_Set exercise_.
Give all of the lines again exactly as they read.

Recorded data:
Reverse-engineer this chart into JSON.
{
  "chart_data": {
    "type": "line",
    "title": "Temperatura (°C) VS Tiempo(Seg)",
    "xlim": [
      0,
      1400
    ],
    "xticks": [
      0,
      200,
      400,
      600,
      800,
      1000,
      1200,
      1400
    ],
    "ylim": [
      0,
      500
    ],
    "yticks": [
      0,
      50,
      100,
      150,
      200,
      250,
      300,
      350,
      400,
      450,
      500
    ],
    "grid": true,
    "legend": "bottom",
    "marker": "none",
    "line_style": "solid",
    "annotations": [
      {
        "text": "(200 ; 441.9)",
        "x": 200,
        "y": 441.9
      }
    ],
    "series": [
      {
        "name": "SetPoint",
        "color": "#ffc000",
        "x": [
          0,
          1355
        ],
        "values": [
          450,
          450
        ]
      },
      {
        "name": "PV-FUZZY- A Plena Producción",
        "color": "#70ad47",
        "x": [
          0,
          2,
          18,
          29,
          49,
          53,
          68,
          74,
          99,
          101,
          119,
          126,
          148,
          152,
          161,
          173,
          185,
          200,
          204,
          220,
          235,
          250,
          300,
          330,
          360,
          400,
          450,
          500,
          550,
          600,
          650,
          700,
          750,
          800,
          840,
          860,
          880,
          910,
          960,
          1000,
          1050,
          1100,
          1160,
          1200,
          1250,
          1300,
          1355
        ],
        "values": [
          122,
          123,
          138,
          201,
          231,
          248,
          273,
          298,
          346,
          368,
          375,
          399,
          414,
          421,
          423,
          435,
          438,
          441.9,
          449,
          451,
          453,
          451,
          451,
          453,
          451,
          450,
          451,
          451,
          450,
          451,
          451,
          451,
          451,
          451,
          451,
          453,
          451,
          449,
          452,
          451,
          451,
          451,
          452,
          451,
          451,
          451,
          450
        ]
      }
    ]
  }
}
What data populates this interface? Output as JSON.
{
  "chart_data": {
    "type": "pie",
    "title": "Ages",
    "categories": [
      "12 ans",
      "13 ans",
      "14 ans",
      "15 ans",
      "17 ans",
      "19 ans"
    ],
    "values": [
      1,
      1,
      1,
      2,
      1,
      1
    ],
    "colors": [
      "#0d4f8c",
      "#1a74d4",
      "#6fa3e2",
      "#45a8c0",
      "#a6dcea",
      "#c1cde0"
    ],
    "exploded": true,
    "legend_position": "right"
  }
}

_Answer to the problem_.
Reverse-engineer this chart into JSON.
{
  "chart_data": {
    "type": "line",
    "title": "Temperatura (°C) VS Tiempo(Seg)",
    "xlim": [
      0,
      1400
    ],
    "xticks": [
      0,
      200,
      400,
      600,
      800,
      1000,
      1200,
      1400
    ],
    "ylim": [
      0,
      500
    ],
    "yticks": [
      0,
      50,
      100,
      150,
      200,
      250,
      300,
      350,
      400,
      450,
      500
    ],
    "grid": true,
    "legend": "bottom",
    "marker": "none",
    "line_style": "solid",
    "annotations": [
      {
        "text": "(200 ; 441.9)",
        "x": 200,
        "y": 441.9
      }
    ],
    "series": [
      {
        "name": "SetPoint",
        "color": "#ffc000",
        "x": [
          0,
          1355
        ],
        "values": [
          450,
          450
        ]
      },
      {
        "name": "PV-FUZZY- A Plena Producción",
        "color": "#70ad47",
        "x": [
          0,
          2,
          18,
          29,
          49,
          53,
          68,
          74,
          99,
          101,
          119,
          126,
          148,
          152,
          161,
          173,
          185,
          200,
          204,
          220,
          235,
          250,
          300,
          330,
          360,
          400,
          450,
          500,
          550,
          600,
          650,
          700,
          750,
          800,
          840,
          860,
          880,
          910,
          960,
          1000,
          1050,
          1100,
          1160,
          1200,
          1250,
          1300,
          1355
        ],
        "values": [
          122,
          123,
          138,
          201,
          231,
          248,
          273,
          298,
          346,
          368,
          375,
          399,
          414,
          421,
          423,
          435,
          438,
          441.9,
          449,
          451,
          453,
          451,
          451,
          453,
          451,
          450,
          451,
          451,
          450,
          451,
          451,
          451,
          451,
          451,
          451,
          453,
          451,
          449,
          452,
          451,
          451,
          451,
          452,
          451,
          451,
          451,
          450
        ]
      }
    ]
  }
}
What data populates this interface? Output as JSON.
{
  "chart_data": {
    "type": "pie",
    "title": "Ages",
    "categories": [
      "12 ans",
      "13 ans",
      "14 ans",
      "15 ans",
      "17 ans",
      "19 ans"
    ],
    "values": [
      1,
      1,
      1,
      2,
      1,
      1
    ],
    "colors": [
      "#0d4f8c",
      "#1a74d4",
      "#6fa3e2",
      "#45a8c0",
      "#a6dcea",
      "#c1cde0"
    ],
    "exploded": true,
    "legend_position": "right"
  }
}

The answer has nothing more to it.